__REQUIRED TASK__: Copy each line in the data that includes the word "フルサポート契約の顧問先に対するオプションサービスです".

__ITEMS__:
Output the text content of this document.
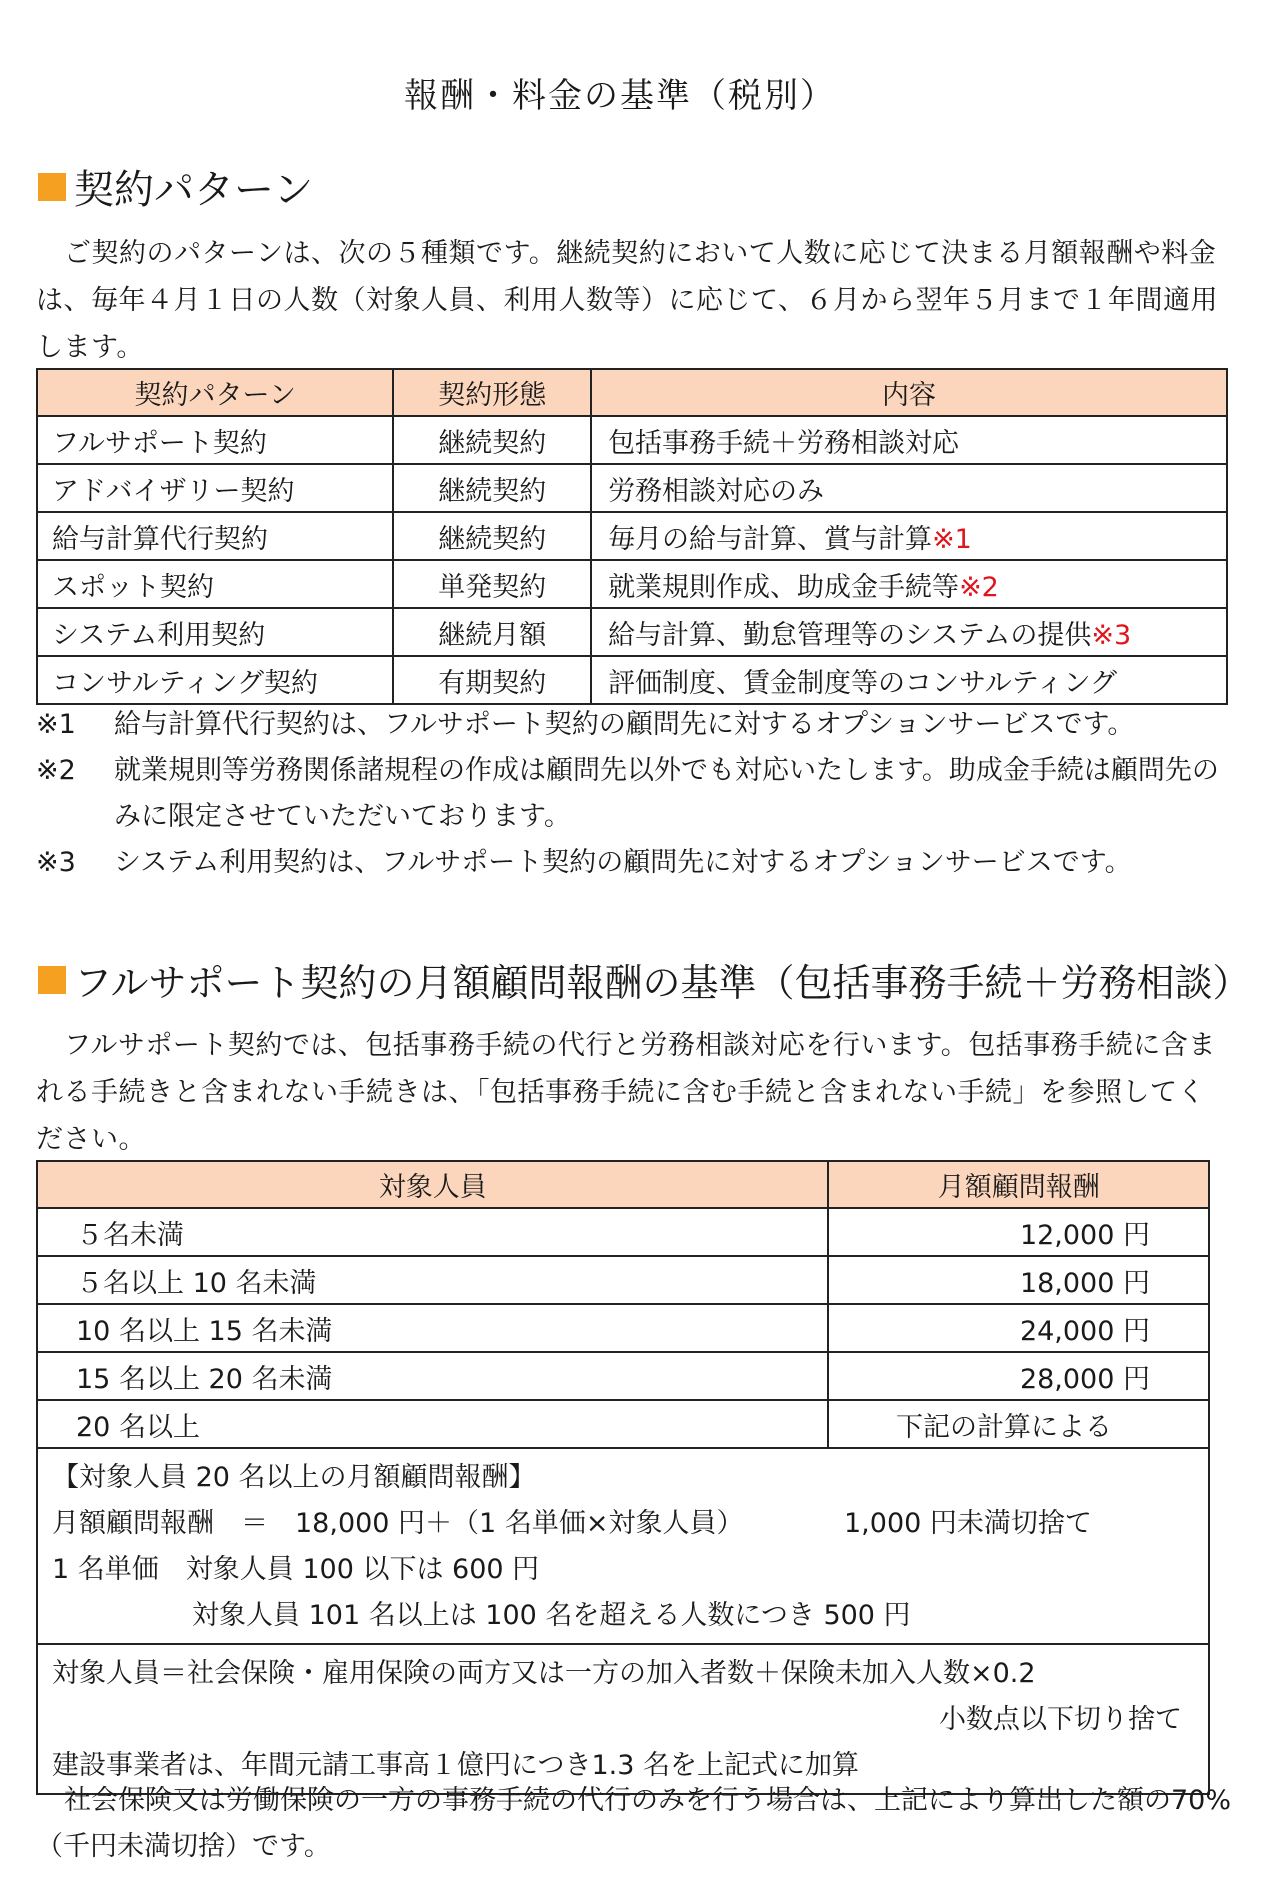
報酬・料金の基準（税別）
契約パターン

ご契約のパターンは、次の５種類です。継続契約において人数に応じて決まる月額報酬や料金は、毎年４月１日の人数（対象人員、利用人数等）に応じて、６月から翌年５月まで１年間適用します。

契約パターン	契約形態	内容
フルサポート契約	継続契約	包括事務手続＋労務相談対応
アドバイザリー契約	継続契約	労務相談対応のみ
給与計算代行契約	継続契約	毎月の給与計算、賞与計算※1
スポット契約	単発契約	就業規則作成、助成金手続等※2
システム利用契約	継続月額	給与計算、勤怠管理等のシステムの提供※3
コンサルティング契約	有期契約	評価制度、賃金制度等のコンサルティング
※1	給与計算代行契約は、フルサポート契約の顧問先に対するオプションサービスです。
※2	就業規則等労務関係諸規程の作成は顧問先以外でも対応いたします。助成金手続は顧問先のみに限定させていただいております。
※3	システム利用契約は、フルサポート契約の顧問先に対するオプションサービスです。
フルサポート契約の月額顧問報酬の基準（包括事務手続＋労務相談）

フルサポート契約では、包括事務手続の代行と労務相談対応を行います。包括事務手続に含まれる手続きと含まれない手続きは、「包括事務手続に含む手続と含まれない手続」を参照してください。

対象人員	月額顧問報酬
５名未満	12,000 円
５名以上 10 名未満	18,000 円
10 名以上 15 名未満	24,000 円
15 名以上 20 名未満	28,000 円
20 名以上	下記の計算による

【対象人員 20 名以上の月額顧問報酬】
月額顧問報酬　＝　18,000 円＋（1 名単価×対象人員） 1,000 円未満切捨て
1 名単価　対象人員 100 以下は 600 円
対象人員 101 名以上は 100 名を超える人数につき 500 円	

対象人員＝社会保険・雇用保険の両方又は一方の加入者数＋保険未加入人数×0.2
小数点以下切り捨て
建設事業者は、年間元請工事高１億円につき1.3 名を上記式に加算	

社会保険又は労働保険の一方の事務手続の代行のみを行う場合は、上記により算出した額の70%（千円未満切捨）です。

__THE RESULT__:
※1	給与計算代行契約は、フルサポート契約の顧問先に対するオプションサービスです。
※3	システム利用契約は、フルサポート契約の顧問先に対するオプションサービスです。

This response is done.